- _GIVEN PROBLEM_
Print all of the data exactly as written.

- _TASK MATERIAL_
+ + + + +

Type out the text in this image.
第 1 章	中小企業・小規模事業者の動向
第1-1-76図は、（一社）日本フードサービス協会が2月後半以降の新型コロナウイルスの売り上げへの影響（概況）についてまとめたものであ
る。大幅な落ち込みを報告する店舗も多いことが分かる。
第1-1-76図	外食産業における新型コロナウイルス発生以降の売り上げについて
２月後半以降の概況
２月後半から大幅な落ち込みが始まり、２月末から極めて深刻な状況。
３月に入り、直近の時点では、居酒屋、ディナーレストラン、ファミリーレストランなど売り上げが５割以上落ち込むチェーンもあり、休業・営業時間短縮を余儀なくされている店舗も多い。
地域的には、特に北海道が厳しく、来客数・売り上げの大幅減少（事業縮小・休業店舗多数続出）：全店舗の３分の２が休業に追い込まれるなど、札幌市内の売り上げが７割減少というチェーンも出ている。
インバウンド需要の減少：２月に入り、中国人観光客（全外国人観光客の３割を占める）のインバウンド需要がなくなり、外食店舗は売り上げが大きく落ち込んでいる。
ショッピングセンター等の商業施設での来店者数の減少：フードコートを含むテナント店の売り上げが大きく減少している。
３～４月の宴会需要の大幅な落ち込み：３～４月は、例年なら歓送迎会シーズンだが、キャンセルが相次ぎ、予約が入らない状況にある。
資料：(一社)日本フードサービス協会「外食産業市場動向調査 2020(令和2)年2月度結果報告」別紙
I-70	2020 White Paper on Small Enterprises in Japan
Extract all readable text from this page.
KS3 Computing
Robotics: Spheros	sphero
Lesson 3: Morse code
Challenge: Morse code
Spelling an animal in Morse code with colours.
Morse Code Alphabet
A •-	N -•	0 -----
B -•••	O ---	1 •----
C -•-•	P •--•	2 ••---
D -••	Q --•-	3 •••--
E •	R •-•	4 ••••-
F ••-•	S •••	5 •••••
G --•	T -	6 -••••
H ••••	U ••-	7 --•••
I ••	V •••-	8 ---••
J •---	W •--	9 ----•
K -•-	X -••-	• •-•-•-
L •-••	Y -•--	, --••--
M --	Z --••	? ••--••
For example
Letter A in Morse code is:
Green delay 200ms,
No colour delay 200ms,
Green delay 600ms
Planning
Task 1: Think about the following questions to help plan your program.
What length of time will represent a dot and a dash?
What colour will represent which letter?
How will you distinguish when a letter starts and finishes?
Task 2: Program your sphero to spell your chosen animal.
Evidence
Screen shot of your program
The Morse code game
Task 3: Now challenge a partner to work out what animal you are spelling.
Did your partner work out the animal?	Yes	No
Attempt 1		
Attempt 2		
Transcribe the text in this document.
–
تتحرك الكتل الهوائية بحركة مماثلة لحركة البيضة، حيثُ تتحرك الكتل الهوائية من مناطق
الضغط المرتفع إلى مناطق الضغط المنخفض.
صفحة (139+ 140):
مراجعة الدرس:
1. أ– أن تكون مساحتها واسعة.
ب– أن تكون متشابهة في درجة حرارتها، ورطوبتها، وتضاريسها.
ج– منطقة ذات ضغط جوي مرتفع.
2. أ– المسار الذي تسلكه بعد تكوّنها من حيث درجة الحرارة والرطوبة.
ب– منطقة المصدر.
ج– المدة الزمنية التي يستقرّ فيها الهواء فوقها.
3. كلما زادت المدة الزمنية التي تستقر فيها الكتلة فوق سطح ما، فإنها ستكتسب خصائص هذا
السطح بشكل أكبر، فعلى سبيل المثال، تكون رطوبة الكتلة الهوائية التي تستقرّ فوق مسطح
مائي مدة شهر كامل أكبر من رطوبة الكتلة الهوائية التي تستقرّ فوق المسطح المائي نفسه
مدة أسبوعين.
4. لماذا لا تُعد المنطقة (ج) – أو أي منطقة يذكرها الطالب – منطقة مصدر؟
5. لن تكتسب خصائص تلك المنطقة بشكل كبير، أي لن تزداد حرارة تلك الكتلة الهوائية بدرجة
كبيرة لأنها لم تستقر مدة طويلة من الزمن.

+ + + + +

- _EXERCISE SOLUTION_
Type out the text in this image.
第 1 章	中小企業・小規模事業者の動向
第1-1-76図は、（一社）日本フードサービス協会が2月後半以降の新型コロナウイルスの売り上げへの影響（概況）についてまとめたものであ
る。大幅な落ち込みを報告する店舗も多いことが分かる。
第1-1-76図	外食産業における新型コロナウイルス発生以降の売り上げについて
２月後半以降の概況
２月後半から大幅な落ち込みが始まり、２月末から極めて深刻な状況。
３月に入り、直近の時点では、居酒屋、ディナーレストラン、ファミリーレストランなど売り上げが５割以上落ち込むチェーンもあり、休業・営業時間短縮を余儀なくされている店舗も多い。
地域的には、特に北海道が厳しく、来客数・売り上げの大幅減少（事業縮小・休業店舗多数続出）：全店舗の３分の２が休業に追い込まれるなど、札幌市内の売り上げが７割減少というチェーンも出ている。
インバウンド需要の減少：２月に入り、中国人観光客（全外国人観光客の３割を占める）のインバウンド需要がなくなり、外食店舗は売り上げが大きく落ち込んでいる。
ショッピングセンター等の商業施設での来店者数の減少：フードコートを含むテナント店の売り上げが大きく減少している。
３～４月の宴会需要の大幅な落ち込み：３～４月は、例年なら歓送迎会シーズンだが、キャンセルが相次ぎ、予約が入らない状況にある。
資料：(一社)日本フードサービス協会「外食産業市場動向調査 2020(令和2)年2月度結果報告」別紙
I-70	2020 White Paper on Small Enterprises in Japan
Extract all readable text from this page.
KS3 Computing
Robotics: Spheros	sphero
Lesson 3: Morse code
Challenge: Morse code
Spelling an animal in Morse code with colours.
Morse Code Alphabet
A •-	N -•	0 -----
B -•••	O ---	1 •----
C -•-•	P •--•	2 ••---
D -••	Q --•-	3 •••--
E •	R •-•	4 ••••-
F ••-•	S •••	5 •••••
G --•	T -	6 -••••
H ••••	U ••-	7 --•••
I ••	V •••-	8 ---••
J •---	W •--	9 ----•
K -•-	X -••-	• •-•-•-
L •-••	Y -•--	, --••--
M --	Z --••	? ••--••
For example
Letter A in Morse code is:
Green delay 200ms,
No colour delay 200ms,
Green delay 600ms
Planning
Task 1: Think about the following questions to help plan your program.
What length of time will represent a dot and a dash?
What colour will represent which letter?
How will you distinguish when a letter starts and finishes?
Task 2: Program your sphero to spell your chosen animal.
Evidence
Screen shot of your program
The Morse code game
Task 3: Now challenge a partner to work out what animal you are spelling.
Did your partner work out the animal?	Yes	No
Attempt 1		
Attempt 2		
Transcribe the text in this document.
–
تتحرك الكتل الهوائية بحركة مماثلة لحركة البيضة، حيثُ تتحرك الكتل الهوائية من مناطق
الضغط المرتفع إلى مناطق الضغط المنخفض.
صفحة (139+ 140):
مراجعة الدرس:
1. أ– أن تكون مساحتها واسعة.
ب– أن تكون متشابهة في درجة حرارتها، ورطوبتها، وتضاريسها.
ج– منطقة ذات ضغط جوي مرتفع.
2. أ– المسار الذي تسلكه بعد تكوّنها من حيث درجة الحرارة والرطوبة.
ب– منطقة المصدر.
ج– المدة الزمنية التي يستقرّ فيها الهواء فوقها.
3. كلما زادت المدة الزمنية التي تستقر فيها الكتلة فوق سطح ما، فإنها ستكتسب خصائص هذا
السطح بشكل أكبر، فعلى سبيل المثال، تكون رطوبة الكتلة الهوائية التي تستقرّ فوق مسطح
مائي مدة شهر كامل أكبر من رطوبة الكتلة الهوائية التي تستقرّ فوق المسطح المائي نفسه
مدة أسبوعين.
4. لماذا لا تُعد المنطقة (ج) – أو أي منطقة يذكرها الطالب – منطقة مصدر؟
5. لن تكتسب خصائص تلك المنطقة بشكل كبير، أي لن تزداد حرارة تلك الكتلة الهوائية بدرجة
كبيرة لأنها لم تستقر مدة طويلة من الزمن.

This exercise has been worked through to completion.